━━━━━ Dataset extract ━━━━━

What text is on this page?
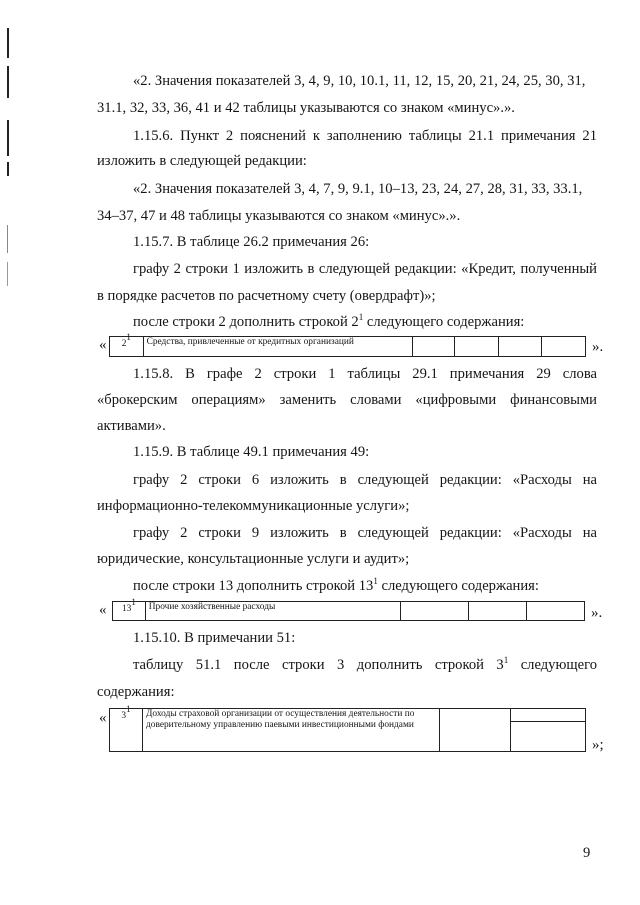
«2. Значения показателей 3, 4, 9, 10, 10.1, 11, 12, 15, 20, 21, 24, 25, 30, 31,
31.1, 32, 33, 36, 41 и 42 таблицы указываются со знаком «минус».».
1.15.6. Пункт 2 пояснений к заполнению таблицы 21.1 примечания 21
изложить в следующей редакции:
«2. Значения показателей 3, 4, 7, 9, 9.1, 10–13, 23, 24, 27, 28, 31, 33, 33.1,
34–37, 47 и 48 таблицы указываются со знаком «минус».».
1.15.7. В таблице 26.2 примечания 26:
графу 2 строки 1 изложить в следующей редакции: «Кредит, полученный
в порядке расчетов по расчетному счету (овердрафт)»;
после строки 2 дополнить строкой $2^1$ следующего содержания:
« $2^1$	Средства, привлеченные от кредитных организаций					».
1.15.8. В графе 2 строки 1 таблицы 29.1 примечания 29 слова
«брокерским операциям» заменить словами «цифровыми финансовыми
активами».
1.15.9. В таблице 49.1 примечания 49:
графу 2 строки 6 изложить в следующей редакции: «Расходы на
информационно-телекоммуникационные услуги»;
графу 2 строки 9 изложить в следующей редакции: «Расходы на
юридические, консультационные услуги и аудит»;
после строки 13 дополнить строкой $13^1$ следующего содержания:
« $13^1$	Прочие хозяйственные расходы				».
1.15.10. В примечании 51:
таблицу 51.1 после строки 3 дополнить строкой $3^1$ следующего
содержания:
« $3^1$	Доходы страховой организации от осуществления деятельности по доверительному управлению паевыми инвестиционными фондами		

»;
9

━━━━━

(Given instruction): Leave the pictures out and output the rest of the listing exactly.

(Answer for the task):
What text is on this page?
«2. Значения показателей 3, 4, 9, 10, 10.1, 11, 12, 15, 20, 21, 24, 25, 30, 31,
31.1, 32, 33, 36, 41 и 42 таблицы указываются со знаком «минус».».
1.15.6. Пункт 2 пояснений к заполнению таблицы 21.1 примечания 21
изложить в следующей редакции:
«2. Значения показателей 3, 4, 7, 9, 9.1, 10–13, 23, 24, 27, 28, 31, 33, 33.1,
34–37, 47 и 48 таблицы указываются со знаком «минус».».
1.15.7. В таблице 26.2 примечания 26:
графу 2 строки 1 изложить в следующей редакции: «Кредит, полученный
в порядке расчетов по расчетному счету (овердрафт)»;
после строки 2 дополнить строкой $2^1$ следующего содержания:
« $2^1$	Средства, привлеченные от кредитных организаций					».
1.15.8. В графе 2 строки 1 таблицы 29.1 примечания 29 слова
«брокерским операциям» заменить словами «цифровыми финансовыми
активами».
1.15.9. В таблице 49.1 примечания 49:
графу 2 строки 6 изложить в следующей редакции: «Расходы на
информационно-телекоммуникационные услуги»;
графу 2 строки 9 изложить в следующей редакции: «Расходы на
юридические, консультационные услуги и аудит»;
после строки 13 дополнить строкой $13^1$ следующего содержания:
« $13^1$	Прочие хозяйственные расходы				».
1.15.10. В примечании 51:
таблицу 51.1 после строки 3 дополнить строкой $3^1$ следующего
содержания:
« $3^1$	Доходы страховой организации от осуществления деятельности по доверительному управлению паевыми инвестиционными фондами		

»;
9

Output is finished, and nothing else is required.